■ **Set task 1**:
Decide whether each statement below agrees with the garden excerpt, answering yes or no and quoting the deciding words of the excerpt: (a) The Corylopsis Spicata 'Aurea' was photographed around October 20th and is now completely bare. (b) The fuchsia plants were moved into new pots soon after they were bought. (c) The apple tree produced four little apples in its first year.
■ **Set task 2**:
Extend the garden excerpt, beginning right after its final sentence.

━━━ Extract

Have any of you root-pruned a relatively large container shrub or tree? I'll admit that this is completely new territory for me, although we did have a few large-ish ornamental maples in containers in the last garden. The difference, I think was that we had much more room to find them a spot that closely suited their needs; the container-to-shrub ratio was much more generous, proportionally, so much more room before getting rootbound; and perhaps we just moved in time ;-)
 Meanwhile, the maple, quite glorious in October, is also nearly bare, its leaves writing splendid messages in scarlet calligraphy on the wooden bench nearby. . .


 We've enjoyed floral colour over the spring and summer in the garden, but I'm always drawn to leaf shape, texture, and colour as well.  I love everything about Corylopsis leaves -- love to sketch their charming patterns, those lines. . . .This one is Corylopsis Spicata 'Aurea' -- And doesn't this colour live up to the golden promise of its name? Another one that I photographed around October 20th, which is now completely bare. Very early in the spring, though, it will delight us with dainty yellow flowers. A true gem, one we've happily added to the garden we were left.
 We also added this Dogwood, Cornus sanguinea,  after admiring the stunning plantings at Van Dusen Gardens last February. Somewhere, I have the label that will remind me whether this is 'Midwinter Fire' or 'Winter Flame,' but whichever, we're looking forward to being warmed by its fiery stems. At the moment, it's still hanging on to most of its leaves, as is the snowberry across the way, while the apple tree (which gave us four little apples this first year!) just nearby still has a mix of green and yellow leaves.
 See those stems, already hinting at the heat their colour will build to as we move into winter. . .
 We bought several fuchsia plants late in the summer, wanting to extend the season's colour. Then we didn't get 'round to potting them on from the heavy plastic containers they were sold in, so had to water. And water. And water. . . .Finally, last week, Pater bought some new pots (we really like these somewhat pricier fiberglass ones, which are light enough to accommodate the challenges of rooftop gardening, but also look attractive).
 I like the way the fuchsia's growth pattern adds interest lower to the ground. Next year's garden plans include doing more with trailing plants, as much as with climbers. . . .
 A number of plants suffered with this year's abnormal weather patterns, especially when compounded by our travel absences as well, perhaps, as our learning curve with container gardening. One of the maples, particularly, suffered windburn and shrivelled on some of the hotter days (we turned it 'round, were more consistent and attentive in the watering, and it's recovered quite nicely).

━━━━━━
━━━ Rows

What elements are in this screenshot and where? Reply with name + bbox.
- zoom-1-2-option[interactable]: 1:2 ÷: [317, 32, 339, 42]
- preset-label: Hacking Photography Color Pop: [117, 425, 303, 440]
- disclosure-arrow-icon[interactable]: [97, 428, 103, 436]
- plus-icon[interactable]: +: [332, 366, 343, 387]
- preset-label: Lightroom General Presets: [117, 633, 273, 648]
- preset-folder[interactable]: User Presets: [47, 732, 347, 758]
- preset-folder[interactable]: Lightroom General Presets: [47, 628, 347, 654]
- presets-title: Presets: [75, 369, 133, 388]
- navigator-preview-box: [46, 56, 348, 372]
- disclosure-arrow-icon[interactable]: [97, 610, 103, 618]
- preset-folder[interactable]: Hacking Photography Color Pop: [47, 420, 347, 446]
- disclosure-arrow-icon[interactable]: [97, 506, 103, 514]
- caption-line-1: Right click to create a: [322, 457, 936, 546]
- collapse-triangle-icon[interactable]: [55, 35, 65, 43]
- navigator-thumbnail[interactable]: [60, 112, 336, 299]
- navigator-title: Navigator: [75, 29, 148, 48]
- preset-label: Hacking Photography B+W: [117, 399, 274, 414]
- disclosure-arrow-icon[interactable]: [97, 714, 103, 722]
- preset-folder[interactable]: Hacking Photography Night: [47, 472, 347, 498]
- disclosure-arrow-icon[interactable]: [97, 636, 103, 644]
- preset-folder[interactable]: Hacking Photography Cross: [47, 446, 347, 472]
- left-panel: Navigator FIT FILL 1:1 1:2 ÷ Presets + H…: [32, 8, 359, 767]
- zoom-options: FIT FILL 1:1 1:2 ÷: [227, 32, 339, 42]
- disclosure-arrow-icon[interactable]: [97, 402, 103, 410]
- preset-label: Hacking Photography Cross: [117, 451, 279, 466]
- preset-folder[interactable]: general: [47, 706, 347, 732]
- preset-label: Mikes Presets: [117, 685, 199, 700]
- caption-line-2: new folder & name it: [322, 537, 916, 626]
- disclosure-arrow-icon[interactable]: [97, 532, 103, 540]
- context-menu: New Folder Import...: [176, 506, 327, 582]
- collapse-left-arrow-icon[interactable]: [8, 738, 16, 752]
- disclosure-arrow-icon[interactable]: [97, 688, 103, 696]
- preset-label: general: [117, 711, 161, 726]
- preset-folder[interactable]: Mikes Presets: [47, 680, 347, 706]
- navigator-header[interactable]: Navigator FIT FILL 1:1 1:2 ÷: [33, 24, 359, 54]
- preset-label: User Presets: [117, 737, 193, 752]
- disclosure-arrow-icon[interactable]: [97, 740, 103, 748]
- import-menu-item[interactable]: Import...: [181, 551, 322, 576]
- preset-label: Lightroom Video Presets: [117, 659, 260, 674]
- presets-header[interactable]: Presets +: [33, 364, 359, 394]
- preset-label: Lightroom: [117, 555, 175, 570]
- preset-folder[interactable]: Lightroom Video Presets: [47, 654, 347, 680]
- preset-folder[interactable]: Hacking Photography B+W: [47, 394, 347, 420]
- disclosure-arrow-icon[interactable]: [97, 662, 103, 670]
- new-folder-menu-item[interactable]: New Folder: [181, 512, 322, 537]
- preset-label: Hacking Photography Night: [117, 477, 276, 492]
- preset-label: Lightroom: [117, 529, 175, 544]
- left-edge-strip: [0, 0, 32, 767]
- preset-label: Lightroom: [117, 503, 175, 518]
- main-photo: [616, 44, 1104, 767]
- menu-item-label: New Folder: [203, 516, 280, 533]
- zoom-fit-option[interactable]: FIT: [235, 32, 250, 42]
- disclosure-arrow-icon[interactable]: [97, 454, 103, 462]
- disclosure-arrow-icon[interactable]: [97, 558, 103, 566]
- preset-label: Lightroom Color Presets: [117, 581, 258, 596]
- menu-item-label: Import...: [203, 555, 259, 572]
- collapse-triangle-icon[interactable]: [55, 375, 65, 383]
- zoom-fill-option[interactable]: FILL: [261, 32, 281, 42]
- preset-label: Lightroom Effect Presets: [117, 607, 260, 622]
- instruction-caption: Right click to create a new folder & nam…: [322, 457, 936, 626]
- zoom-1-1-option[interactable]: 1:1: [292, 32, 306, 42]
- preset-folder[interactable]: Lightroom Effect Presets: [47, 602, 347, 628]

━━━━━━

■ **Expected output 1**:
(a) Yes: "Another one that I photographed around October 20th, which is now completely bare."
(b) No: "Then we didn't get 'round to potting them on from the heavy plastic containers they were sold in, so had to water."
(c) Yes: "which gave us four little apples this first year!"

■ **Expected output 2**:
This little wallflower was one I thought we might have lost. I was so grateful to have found it in the mix of plants left behind, because wallflowers were always a favourite of my dad's. But it was originally on the smaller balcony, much more exposed to sun and sheltered from any rainfall by the balcony above. By the time we came back from our spring travels, despite our daughter's best efforts, it looked better suited to the compost bin, to be honest. A few dried leaves left on some dessicated grey twigs. . .

But I moved it, and I cut it back, and I watered, and I watched. It's not a plant that likes to be over-watered, so I was attentive as well, trying to read what it was telling me. And I might have thought of Dad a bit and coaxed the plant to green up for him.

And look what it's up to now. . . In November!

Sweetest fragrance ever, and not just because I have to lean in so close to smell it that I can imagine Dad whispering in my ear. . .
Memories of summer. . . .

Whereas this is a more representative reflection (ha!) of today's weather, more in keeping with the season. . . . the fountain's been turned off, its basin catching the season's rainfall. . .


 I've been meaning to do this garden survey for weeks now, probably months tbh, and I still haven't told you how the grasses fared or showed you what's still very green (the laurel, of course, but also the clematis in its sheltered spot near the door). There are a few wistful blooms still climbing the hollyhock, the magnolia's fuzzy buds all sweetly revealed when its leaves fell almost simultaneously last week. We've been told we probably don't need to wrap the fig for winter; the hydrangea is moving seriously into its homely winter mode; and the herbaceous perennials have mostly been cut back and mulched. Next up, sarcococca's dainty fragrance and the heady aromatic blooms of the Daphne we're crossing our fingers for. . . .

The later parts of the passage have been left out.